## Goal of the exercise
Extract each line bearing the word "ylabel".

Records from a collection of figures:
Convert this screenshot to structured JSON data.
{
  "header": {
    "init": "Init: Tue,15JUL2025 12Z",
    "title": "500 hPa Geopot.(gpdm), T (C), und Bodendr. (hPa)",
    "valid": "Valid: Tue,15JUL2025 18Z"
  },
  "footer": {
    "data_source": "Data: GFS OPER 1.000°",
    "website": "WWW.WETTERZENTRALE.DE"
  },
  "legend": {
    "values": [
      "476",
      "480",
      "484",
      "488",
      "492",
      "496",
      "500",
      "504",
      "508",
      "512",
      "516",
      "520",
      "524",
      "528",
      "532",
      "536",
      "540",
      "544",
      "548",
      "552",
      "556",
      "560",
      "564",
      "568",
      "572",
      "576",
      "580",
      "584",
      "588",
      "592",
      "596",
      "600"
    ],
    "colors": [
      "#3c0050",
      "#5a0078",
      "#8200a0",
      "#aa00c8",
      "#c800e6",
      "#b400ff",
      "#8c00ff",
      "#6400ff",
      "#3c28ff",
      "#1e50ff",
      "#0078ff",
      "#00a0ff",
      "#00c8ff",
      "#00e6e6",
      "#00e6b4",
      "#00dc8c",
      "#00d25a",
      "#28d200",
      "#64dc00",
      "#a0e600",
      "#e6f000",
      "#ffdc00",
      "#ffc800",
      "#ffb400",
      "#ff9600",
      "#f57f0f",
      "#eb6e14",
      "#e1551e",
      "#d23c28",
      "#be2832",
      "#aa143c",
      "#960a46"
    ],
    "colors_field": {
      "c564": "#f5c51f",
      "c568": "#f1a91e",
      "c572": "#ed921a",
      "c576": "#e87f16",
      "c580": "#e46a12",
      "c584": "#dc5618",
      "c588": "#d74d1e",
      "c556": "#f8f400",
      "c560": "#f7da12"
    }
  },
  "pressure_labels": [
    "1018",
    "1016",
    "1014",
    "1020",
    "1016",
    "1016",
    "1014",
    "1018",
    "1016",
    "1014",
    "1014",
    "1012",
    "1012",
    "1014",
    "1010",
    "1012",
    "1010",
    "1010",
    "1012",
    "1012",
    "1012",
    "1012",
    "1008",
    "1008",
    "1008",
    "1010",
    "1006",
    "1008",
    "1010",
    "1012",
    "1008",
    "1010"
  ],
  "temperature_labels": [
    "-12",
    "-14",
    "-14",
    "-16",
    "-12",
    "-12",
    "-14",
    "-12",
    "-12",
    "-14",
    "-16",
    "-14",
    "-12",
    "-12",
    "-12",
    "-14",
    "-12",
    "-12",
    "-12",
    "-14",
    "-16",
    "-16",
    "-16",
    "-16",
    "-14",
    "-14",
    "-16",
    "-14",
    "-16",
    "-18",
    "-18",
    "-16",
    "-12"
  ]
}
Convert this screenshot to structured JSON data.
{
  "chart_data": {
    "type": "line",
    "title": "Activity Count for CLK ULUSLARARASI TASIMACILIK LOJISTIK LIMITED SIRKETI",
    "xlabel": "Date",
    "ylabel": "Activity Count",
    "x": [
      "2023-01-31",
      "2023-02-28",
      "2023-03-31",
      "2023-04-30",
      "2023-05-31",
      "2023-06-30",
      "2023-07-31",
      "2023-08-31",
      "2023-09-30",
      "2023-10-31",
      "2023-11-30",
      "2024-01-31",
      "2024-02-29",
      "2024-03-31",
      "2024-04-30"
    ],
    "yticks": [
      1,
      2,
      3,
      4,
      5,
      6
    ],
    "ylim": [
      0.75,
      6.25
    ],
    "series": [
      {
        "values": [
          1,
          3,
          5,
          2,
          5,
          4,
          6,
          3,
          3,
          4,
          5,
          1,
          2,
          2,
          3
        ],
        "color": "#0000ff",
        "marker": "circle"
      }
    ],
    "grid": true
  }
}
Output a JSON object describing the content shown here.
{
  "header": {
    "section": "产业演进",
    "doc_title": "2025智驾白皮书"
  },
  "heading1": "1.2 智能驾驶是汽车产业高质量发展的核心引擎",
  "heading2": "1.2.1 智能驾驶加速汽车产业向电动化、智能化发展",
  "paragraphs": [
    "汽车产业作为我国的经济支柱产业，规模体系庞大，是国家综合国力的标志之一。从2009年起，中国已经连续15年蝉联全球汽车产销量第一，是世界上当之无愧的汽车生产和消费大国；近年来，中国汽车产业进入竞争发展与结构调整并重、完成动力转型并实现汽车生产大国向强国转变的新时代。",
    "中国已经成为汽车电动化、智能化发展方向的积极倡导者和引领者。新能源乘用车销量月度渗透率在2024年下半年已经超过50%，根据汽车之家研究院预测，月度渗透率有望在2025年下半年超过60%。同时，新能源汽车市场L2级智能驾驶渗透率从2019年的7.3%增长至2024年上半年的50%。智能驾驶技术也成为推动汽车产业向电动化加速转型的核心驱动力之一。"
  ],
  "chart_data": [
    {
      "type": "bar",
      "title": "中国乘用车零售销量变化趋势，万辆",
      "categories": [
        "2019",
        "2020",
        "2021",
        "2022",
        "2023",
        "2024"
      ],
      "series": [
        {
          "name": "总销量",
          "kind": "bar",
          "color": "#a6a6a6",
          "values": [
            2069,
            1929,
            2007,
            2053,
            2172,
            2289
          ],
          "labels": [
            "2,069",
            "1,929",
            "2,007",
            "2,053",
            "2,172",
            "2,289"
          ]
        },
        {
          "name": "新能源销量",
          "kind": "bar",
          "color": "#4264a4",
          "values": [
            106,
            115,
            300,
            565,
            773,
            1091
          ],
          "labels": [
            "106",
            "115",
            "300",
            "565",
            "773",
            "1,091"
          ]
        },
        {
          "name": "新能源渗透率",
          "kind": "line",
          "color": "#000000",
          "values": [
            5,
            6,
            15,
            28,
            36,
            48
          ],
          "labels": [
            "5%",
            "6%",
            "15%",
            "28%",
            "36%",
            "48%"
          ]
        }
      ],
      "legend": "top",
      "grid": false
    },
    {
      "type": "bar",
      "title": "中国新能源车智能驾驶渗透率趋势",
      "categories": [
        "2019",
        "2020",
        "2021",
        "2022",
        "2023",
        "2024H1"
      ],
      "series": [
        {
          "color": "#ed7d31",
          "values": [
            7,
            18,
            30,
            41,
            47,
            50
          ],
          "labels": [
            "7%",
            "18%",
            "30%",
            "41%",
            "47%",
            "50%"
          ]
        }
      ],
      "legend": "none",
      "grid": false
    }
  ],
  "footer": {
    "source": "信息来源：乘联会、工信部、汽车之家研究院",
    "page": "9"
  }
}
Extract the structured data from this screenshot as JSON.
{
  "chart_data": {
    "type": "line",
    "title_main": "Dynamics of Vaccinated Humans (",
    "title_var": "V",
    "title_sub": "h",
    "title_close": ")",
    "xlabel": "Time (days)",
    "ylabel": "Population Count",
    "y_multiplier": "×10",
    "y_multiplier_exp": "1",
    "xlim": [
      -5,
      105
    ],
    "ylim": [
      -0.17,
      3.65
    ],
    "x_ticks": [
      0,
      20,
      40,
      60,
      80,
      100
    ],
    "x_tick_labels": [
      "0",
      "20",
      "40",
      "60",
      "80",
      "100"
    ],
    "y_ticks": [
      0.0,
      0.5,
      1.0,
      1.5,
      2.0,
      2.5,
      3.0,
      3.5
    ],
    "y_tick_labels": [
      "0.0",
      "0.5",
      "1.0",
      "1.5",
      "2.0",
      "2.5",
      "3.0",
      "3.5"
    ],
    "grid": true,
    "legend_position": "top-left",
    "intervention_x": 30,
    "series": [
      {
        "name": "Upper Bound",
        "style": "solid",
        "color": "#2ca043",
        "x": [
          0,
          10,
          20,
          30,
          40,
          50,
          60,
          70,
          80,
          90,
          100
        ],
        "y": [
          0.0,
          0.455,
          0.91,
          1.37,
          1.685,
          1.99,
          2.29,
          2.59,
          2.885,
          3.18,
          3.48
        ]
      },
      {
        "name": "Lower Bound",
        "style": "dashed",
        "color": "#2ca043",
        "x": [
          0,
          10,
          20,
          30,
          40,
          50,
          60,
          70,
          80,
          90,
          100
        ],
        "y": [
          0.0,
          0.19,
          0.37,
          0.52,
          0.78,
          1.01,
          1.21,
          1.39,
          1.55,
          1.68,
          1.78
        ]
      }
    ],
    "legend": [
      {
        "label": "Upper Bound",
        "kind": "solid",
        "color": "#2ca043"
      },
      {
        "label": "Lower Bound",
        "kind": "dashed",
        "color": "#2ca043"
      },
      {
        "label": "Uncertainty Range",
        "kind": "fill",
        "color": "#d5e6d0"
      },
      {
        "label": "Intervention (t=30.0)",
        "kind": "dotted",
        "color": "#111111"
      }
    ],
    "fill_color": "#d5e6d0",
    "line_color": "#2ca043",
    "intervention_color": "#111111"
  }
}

## Answer below
    "ylabel": "Activity Count",
    "ylabel": "Population Count",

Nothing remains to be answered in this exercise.